Brongegevens:
★ ★ ★ ★ ★
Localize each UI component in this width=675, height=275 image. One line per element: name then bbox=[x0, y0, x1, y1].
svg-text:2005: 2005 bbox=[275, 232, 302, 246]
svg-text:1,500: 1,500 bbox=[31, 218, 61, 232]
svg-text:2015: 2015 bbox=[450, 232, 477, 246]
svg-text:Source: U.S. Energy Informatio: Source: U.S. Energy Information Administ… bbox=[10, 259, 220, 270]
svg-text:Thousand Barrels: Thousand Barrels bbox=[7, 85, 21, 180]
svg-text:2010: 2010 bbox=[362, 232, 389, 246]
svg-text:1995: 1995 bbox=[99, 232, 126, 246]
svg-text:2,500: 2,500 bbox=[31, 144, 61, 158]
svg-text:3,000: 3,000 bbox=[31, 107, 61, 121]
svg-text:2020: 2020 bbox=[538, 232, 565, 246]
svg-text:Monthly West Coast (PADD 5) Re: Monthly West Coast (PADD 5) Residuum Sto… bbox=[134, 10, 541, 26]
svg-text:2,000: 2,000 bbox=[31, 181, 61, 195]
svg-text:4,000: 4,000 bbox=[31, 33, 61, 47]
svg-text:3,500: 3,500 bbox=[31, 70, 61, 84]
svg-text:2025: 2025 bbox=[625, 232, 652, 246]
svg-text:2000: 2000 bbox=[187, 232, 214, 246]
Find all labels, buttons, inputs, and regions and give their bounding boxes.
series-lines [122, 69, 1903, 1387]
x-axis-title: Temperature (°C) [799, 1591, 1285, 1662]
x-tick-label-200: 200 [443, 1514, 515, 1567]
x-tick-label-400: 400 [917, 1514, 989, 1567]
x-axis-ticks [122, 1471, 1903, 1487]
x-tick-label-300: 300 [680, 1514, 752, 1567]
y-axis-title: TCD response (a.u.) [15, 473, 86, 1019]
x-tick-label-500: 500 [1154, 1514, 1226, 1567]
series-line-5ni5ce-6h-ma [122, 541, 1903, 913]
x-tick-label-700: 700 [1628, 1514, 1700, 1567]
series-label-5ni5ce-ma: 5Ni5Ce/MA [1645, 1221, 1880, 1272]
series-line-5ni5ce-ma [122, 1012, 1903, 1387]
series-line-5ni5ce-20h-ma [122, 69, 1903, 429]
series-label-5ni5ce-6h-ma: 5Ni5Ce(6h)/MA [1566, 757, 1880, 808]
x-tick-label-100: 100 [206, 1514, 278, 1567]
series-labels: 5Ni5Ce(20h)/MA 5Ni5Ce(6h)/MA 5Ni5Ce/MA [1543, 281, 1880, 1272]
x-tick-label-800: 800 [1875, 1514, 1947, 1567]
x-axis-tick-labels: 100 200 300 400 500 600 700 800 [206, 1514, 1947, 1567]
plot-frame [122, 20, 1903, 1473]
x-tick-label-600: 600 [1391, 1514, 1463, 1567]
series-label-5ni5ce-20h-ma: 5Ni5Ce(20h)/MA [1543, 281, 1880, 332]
★ ★ ★ ★ ★
— Opdracht —
Vervang in alle items hierboven "svg-text" door "svg-label" en geef de regels verder ongewijzigd weer.

— Resultaat —
Localize each UI component in this width=675, height=275 image. One line per element: name then bbox=[x0, y0, x1, y1].
svg-label:2005: 2005 bbox=[275, 232, 302, 246]
svg-label:1,500: 1,500 bbox=[31, 218, 61, 232]
svg-label:2015: 2015 bbox=[450, 232, 477, 246]
svg-label:Source: U.S. Energy Informatio: Source: U.S. Energy Information Administ… bbox=[10, 259, 220, 270]
svg-label:Thousand Barrels: Thousand Barrels bbox=[7, 85, 21, 180]
svg-label:2010: 2010 bbox=[362, 232, 389, 246]
svg-label:1995: 1995 bbox=[99, 232, 126, 246]
svg-label:2,500: 2,500 bbox=[31, 144, 61, 158]
svg-label:3,000: 3,000 bbox=[31, 107, 61, 121]
svg-label:2020: 2020 bbox=[538, 232, 565, 246]
svg-label:Monthly West Coast (PADD 5) Re: Monthly West Coast (PADD 5) Residuum Sto… bbox=[134, 10, 541, 26]
svg-label:2,000: 2,000 bbox=[31, 181, 61, 195]
svg-label:4,000: 4,000 bbox=[31, 33, 61, 47]
svg-label:3,500: 3,500 bbox=[31, 70, 61, 84]
svg-label:2025: 2025 bbox=[625, 232, 652, 246]
svg-label:2000: 2000 bbox=[187, 232, 214, 246]
Find all labels, buttons, inputs, and regions and give their bounding boxes.
series-lines [122, 69, 1903, 1387]
x-axis-title: Temperature (°C) [799, 1591, 1285, 1662]
x-tick-label-200: 200 [443, 1514, 515, 1567]
x-tick-label-400: 400 [917, 1514, 989, 1567]
x-axis-ticks [122, 1471, 1903, 1487]
x-tick-label-300: 300 [680, 1514, 752, 1567]
y-axis-title: TCD response (a.u.) [15, 473, 86, 1019]
x-tick-label-500: 500 [1154, 1514, 1226, 1567]
series-line-5ni5ce-6h-ma [122, 541, 1903, 913]
x-tick-label-700: 700 [1628, 1514, 1700, 1567]
series-label-5ni5ce-ma: 5Ni5Ce/MA [1645, 1221, 1880, 1272]
series-line-5ni5ce-ma [122, 1012, 1903, 1387]
series-line-5ni5ce-20h-ma [122, 69, 1903, 429]
series-label-5ni5ce-6h-ma: 5Ni5Ce(6h)/MA [1566, 757, 1880, 808]
x-tick-label-100: 100 [206, 1514, 278, 1567]
series-labels: 5Ni5Ce(20h)/MA 5Ni5Ce(6h)/MA 5Ni5Ce/MA [1543, 281, 1880, 1272]
x-tick-label-800: 800 [1875, 1514, 1947, 1567]
x-axis-tick-labels: 100 200 300 400 500 600 700 800 [206, 1514, 1947, 1567]
plot-frame [122, 20, 1903, 1473]
x-tick-label-600: 600 [1391, 1514, 1463, 1567]
series-label-5ni5ce-20h-ma: 5Ni5Ce(20h)/MA [1543, 281, 1880, 332]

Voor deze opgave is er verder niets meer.